▶ **Exercise prompt**: Find and copy lines holding "very".

▶ **Extracted data**:
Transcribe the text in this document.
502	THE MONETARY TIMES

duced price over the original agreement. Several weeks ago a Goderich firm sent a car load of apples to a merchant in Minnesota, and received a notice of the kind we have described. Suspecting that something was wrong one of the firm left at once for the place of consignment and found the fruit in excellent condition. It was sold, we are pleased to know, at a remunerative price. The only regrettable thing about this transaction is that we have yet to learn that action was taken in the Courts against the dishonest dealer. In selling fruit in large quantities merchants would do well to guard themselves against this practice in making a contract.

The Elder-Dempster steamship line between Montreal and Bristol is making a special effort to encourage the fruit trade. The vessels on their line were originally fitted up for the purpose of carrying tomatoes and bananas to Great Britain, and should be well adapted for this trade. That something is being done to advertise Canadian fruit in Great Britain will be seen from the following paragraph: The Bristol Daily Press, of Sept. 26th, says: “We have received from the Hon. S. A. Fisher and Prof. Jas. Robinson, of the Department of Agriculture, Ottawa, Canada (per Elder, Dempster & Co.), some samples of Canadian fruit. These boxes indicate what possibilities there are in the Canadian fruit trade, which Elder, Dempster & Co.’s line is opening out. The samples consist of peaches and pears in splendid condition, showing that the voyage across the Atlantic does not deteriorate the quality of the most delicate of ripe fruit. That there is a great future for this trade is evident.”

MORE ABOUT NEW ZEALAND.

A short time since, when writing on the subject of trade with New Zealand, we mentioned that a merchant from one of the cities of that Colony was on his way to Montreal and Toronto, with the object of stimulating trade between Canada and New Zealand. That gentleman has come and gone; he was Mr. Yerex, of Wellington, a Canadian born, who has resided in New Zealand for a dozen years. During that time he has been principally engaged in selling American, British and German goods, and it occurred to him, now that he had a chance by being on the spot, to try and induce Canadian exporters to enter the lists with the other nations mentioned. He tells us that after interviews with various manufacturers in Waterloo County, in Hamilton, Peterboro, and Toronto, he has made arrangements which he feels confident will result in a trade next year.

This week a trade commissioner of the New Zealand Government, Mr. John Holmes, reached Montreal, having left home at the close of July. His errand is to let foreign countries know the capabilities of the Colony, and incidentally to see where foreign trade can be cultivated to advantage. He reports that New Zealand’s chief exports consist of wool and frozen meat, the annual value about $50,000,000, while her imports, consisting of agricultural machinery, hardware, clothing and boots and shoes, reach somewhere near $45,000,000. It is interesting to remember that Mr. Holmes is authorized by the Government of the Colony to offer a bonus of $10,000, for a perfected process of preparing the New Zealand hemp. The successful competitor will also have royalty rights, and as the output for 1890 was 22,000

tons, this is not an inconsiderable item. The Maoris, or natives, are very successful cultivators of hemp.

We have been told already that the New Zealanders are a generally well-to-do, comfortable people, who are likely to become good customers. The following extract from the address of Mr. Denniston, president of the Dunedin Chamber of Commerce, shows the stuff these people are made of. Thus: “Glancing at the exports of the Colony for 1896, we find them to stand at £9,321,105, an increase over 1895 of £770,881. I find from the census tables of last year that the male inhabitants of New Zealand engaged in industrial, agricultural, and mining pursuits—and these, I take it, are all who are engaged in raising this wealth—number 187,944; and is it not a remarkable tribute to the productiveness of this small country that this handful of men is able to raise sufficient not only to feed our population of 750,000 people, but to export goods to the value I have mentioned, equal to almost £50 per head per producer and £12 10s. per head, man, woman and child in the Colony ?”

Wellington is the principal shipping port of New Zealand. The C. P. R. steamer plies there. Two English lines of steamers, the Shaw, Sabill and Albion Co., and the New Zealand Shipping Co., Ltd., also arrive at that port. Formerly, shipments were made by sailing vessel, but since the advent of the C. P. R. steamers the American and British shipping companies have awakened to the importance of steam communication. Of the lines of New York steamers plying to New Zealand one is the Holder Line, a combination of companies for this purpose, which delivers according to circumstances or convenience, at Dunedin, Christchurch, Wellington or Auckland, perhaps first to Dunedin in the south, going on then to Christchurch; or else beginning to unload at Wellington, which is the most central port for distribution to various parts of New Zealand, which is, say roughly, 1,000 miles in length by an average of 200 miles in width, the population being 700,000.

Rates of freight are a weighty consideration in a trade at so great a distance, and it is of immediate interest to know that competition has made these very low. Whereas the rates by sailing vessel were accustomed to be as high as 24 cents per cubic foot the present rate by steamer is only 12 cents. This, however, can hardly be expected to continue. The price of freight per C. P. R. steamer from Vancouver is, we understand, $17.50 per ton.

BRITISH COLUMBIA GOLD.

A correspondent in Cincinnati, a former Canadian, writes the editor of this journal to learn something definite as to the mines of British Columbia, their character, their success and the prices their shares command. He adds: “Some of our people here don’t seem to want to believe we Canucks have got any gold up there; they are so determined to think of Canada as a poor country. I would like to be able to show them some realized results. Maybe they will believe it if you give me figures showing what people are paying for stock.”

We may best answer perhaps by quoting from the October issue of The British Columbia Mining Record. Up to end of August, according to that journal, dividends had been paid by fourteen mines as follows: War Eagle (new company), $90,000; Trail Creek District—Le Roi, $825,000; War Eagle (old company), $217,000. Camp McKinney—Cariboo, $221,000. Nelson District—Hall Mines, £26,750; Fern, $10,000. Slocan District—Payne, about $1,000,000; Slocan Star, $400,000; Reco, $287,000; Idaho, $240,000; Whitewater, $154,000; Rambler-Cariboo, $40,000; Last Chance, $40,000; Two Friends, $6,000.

▶ **Task solution**:
tons, this is not an inconsiderable item. The Maoris, or natives, are very successful cultivators of hemp.
Rates of freight are a weighty consideration in a trade at so great a distance, and it is of immediate interest to know that competition has made these very low. Whereas the rates by sailing vessel were accustomed to be as high as 24 cents per cubic foot the present rate by steamer is only 12 cents. This, however, can hardly be expected to continue. The price of freight per C. P. R. steamer from Vancouver is, we understand, $17.50 per ton.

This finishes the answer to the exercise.